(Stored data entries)
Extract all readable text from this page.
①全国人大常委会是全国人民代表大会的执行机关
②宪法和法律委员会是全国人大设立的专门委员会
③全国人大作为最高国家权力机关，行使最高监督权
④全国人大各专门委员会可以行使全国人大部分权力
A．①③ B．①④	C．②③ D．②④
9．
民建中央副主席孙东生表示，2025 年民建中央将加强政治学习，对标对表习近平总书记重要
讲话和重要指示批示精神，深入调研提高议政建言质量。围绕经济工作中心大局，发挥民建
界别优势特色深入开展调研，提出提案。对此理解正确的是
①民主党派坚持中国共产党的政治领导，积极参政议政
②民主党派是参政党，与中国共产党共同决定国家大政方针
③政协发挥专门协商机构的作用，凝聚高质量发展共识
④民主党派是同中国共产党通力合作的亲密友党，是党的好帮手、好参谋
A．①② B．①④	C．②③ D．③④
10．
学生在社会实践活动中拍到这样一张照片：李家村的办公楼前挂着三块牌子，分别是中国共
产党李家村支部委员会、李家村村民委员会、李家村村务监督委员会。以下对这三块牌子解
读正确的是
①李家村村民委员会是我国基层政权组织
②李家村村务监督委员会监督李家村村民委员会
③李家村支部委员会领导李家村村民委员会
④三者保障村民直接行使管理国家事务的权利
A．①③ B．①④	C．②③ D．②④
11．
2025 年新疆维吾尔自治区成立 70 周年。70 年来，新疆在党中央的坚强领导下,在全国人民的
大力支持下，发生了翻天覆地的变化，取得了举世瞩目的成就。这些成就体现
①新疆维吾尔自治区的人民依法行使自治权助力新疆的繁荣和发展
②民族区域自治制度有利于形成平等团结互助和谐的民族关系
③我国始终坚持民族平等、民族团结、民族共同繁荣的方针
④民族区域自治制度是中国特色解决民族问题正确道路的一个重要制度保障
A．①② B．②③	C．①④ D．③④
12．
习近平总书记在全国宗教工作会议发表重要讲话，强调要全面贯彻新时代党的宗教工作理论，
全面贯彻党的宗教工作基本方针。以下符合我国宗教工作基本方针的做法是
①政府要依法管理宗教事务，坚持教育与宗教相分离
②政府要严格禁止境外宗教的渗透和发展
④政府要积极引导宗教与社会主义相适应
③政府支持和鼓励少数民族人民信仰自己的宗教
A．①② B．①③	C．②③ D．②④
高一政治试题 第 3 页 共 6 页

* * *

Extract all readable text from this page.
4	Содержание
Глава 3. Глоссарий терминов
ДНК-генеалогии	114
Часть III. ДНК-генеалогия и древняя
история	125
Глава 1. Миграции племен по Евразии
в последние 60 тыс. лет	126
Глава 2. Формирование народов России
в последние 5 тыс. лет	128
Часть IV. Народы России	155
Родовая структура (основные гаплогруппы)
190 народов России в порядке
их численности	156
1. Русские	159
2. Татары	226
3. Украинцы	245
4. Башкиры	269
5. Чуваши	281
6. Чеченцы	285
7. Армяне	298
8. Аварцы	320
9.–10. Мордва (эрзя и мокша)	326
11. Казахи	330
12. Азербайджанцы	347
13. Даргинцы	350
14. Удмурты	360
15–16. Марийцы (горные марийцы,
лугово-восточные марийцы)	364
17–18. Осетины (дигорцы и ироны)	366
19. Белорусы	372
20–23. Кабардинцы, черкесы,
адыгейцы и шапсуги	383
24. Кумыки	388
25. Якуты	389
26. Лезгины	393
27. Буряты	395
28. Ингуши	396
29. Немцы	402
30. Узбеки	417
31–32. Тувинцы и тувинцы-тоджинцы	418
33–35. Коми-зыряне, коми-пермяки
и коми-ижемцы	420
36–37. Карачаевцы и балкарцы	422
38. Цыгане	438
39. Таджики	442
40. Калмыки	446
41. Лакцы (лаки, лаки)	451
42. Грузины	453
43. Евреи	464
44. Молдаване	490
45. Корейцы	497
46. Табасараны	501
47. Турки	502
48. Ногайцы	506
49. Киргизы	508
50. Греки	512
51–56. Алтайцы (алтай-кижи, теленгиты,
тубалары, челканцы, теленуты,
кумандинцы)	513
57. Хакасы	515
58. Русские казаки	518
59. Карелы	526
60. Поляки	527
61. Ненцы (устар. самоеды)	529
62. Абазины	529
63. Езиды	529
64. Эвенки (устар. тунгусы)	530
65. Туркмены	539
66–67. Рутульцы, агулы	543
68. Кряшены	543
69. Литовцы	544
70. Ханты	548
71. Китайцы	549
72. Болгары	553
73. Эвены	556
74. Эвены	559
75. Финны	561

==

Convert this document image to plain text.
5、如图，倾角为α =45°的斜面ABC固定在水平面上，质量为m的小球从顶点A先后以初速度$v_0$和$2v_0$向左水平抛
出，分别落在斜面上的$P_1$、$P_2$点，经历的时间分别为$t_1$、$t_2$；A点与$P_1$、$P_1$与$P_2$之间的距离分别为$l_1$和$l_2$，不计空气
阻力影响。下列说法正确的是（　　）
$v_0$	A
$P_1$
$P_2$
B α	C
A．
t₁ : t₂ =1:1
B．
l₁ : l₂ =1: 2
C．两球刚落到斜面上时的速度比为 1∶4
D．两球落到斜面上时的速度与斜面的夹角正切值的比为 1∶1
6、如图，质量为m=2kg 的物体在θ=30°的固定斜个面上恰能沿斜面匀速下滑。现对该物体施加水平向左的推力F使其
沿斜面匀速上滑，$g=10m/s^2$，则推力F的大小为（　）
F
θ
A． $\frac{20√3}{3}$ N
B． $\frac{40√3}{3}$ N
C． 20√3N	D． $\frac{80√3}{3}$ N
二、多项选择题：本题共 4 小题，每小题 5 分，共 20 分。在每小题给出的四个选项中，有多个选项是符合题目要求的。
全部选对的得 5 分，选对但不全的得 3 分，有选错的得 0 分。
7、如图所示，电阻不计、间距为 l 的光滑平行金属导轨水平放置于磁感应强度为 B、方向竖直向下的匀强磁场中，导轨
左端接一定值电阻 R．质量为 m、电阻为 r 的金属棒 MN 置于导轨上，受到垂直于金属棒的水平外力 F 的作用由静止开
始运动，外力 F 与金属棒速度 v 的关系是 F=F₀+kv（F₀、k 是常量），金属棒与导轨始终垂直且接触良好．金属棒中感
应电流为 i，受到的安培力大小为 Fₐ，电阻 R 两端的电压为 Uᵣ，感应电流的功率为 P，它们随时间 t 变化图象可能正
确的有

#### [What you should do]
Wherever the word "России" occurs in a line of the listing, copy that line.

#### [Completed task]
Глава 2. Формирование народов России
Часть IV. Народы России	155
190 народов России в порядке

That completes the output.